Dataset listings of figures:
◆ ◆ ◆ ◆

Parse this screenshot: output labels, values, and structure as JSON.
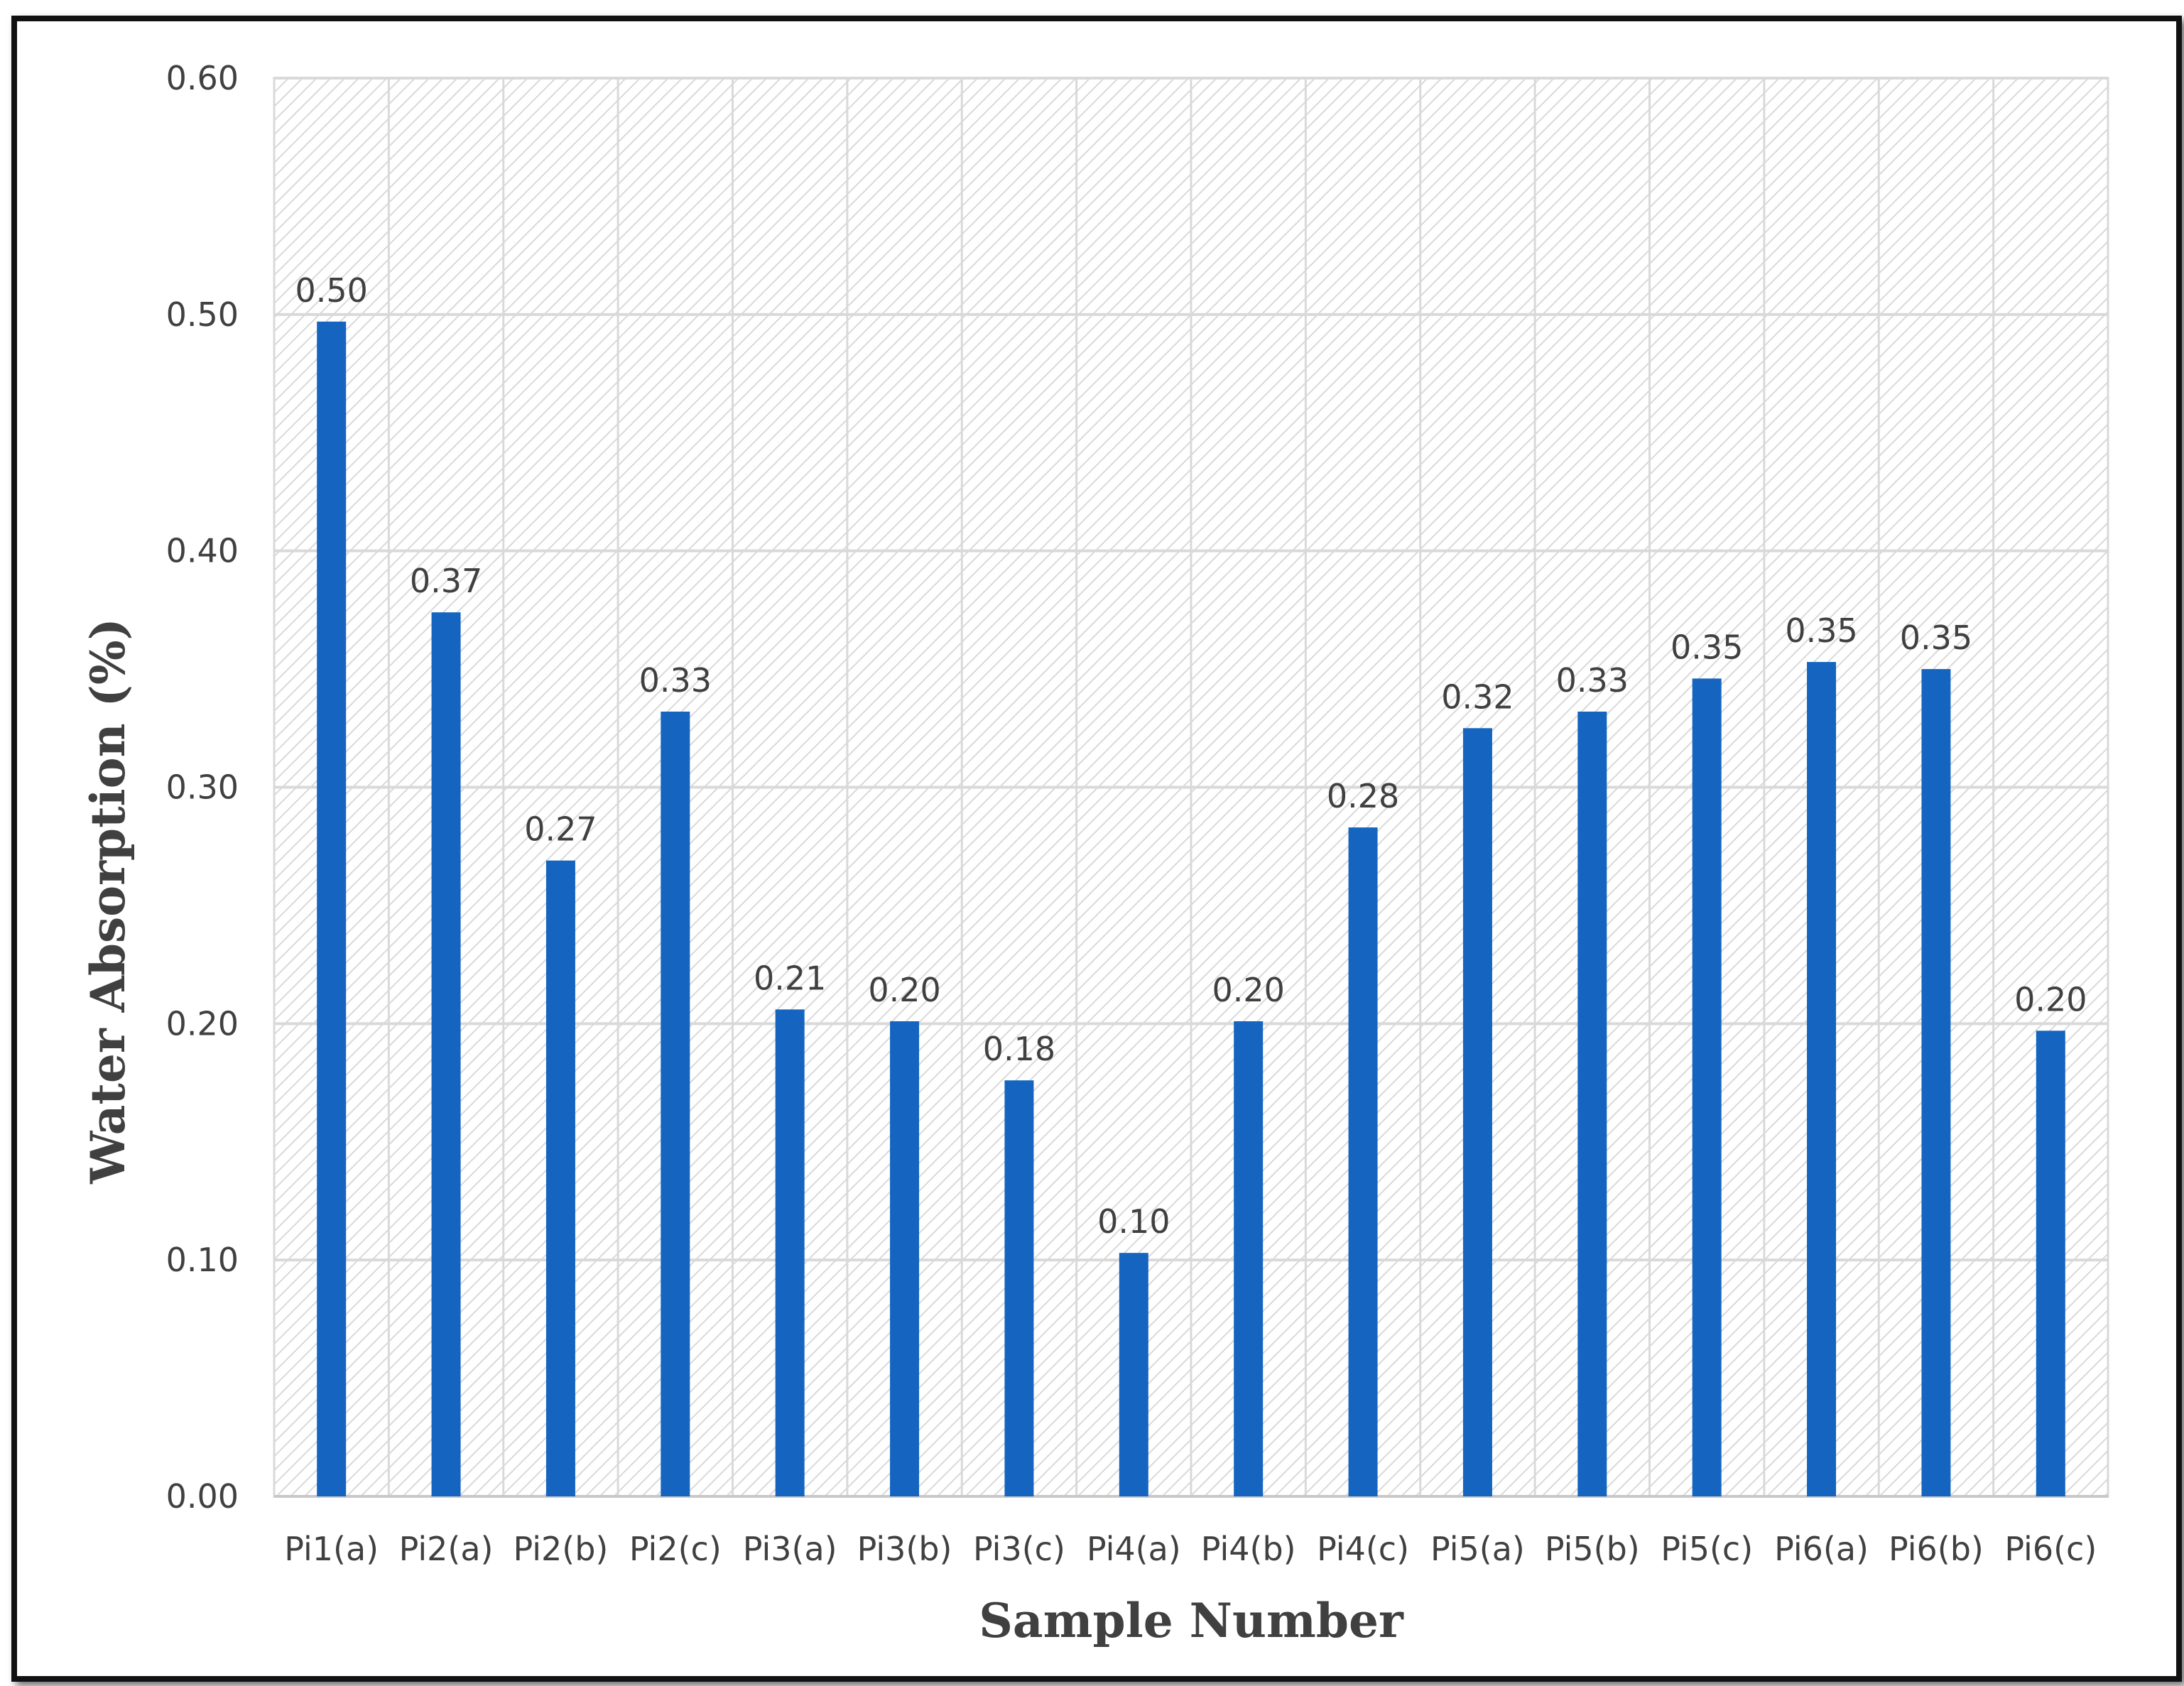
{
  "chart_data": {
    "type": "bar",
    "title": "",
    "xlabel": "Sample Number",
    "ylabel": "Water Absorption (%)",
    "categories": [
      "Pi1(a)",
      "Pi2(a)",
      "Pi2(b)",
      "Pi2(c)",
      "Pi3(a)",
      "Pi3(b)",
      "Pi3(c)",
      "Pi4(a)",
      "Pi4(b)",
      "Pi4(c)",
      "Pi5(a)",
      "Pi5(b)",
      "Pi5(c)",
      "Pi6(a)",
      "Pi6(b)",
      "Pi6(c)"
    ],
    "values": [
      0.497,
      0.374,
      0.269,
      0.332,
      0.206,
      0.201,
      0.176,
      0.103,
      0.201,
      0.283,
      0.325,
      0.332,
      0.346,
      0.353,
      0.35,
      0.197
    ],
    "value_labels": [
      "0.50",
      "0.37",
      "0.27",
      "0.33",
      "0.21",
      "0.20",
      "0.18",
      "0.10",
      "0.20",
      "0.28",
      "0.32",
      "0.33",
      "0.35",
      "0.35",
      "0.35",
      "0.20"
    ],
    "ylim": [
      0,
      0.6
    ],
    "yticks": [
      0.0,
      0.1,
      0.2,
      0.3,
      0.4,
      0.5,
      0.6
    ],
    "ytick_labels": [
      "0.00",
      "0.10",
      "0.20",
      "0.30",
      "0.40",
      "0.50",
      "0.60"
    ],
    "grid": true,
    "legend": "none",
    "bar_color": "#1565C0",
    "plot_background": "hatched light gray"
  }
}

◆ ◆ ◆ ◆

Directions | Every line is to be duplicated exactly, though pictures stay out.

Response below |
Parse this screenshot: output labels, values, and structure as JSON.
{
  "chart_data": {
    "type": "bar",
    "title": "",
    "xlabel": "Sample Number",
    "ylabel": "Water Absorption (%)",
    "categories": [
      "Pi1(a)",
      "Pi2(a)",
      "Pi2(b)",
      "Pi2(c)",
      "Pi3(a)",
      "Pi3(b)",
      "Pi3(c)",
      "Pi4(a)",
      "Pi4(b)",
      "Pi4(c)",
      "Pi5(a)",
      "Pi5(b)",
      "Pi5(c)",
      "Pi6(a)",
      "Pi6(b)",
      "Pi6(c)"
    ],
    "values": [
      0.497,
      0.374,
      0.269,
      0.332,
      0.206,
      0.201,
      0.176,
      0.103,
      0.201,
      0.283,
      0.325,
      0.332,
      0.346,
      0.353,
      0.35,
      0.197
    ],
    "value_labels": [
      "0.50",
      "0.37",
      "0.27",
      "0.33",
      "0.21",
      "0.20",
      "0.18",
      "0.10",
      "0.20",
      "0.28",
      "0.32",
      "0.33",
      "0.35",
      "0.35",
      "0.35",
      "0.20"
    ],
    "ylim": [
      0,
      0.6
    ],
    "yticks": [
      0.0,
      0.1,
      0.2,
      0.3,
      0.4,
      0.5,
      0.6
    ],
    "ytick_labels": [
      "0.00",
      "0.10",
      "0.20",
      "0.30",
      "0.40",
      "0.50",
      "0.60"
    ],
    "grid": true,
    "legend": "none",
    "bar_color": "#1565C0",
    "plot_background": "hatched light gray"
  }
}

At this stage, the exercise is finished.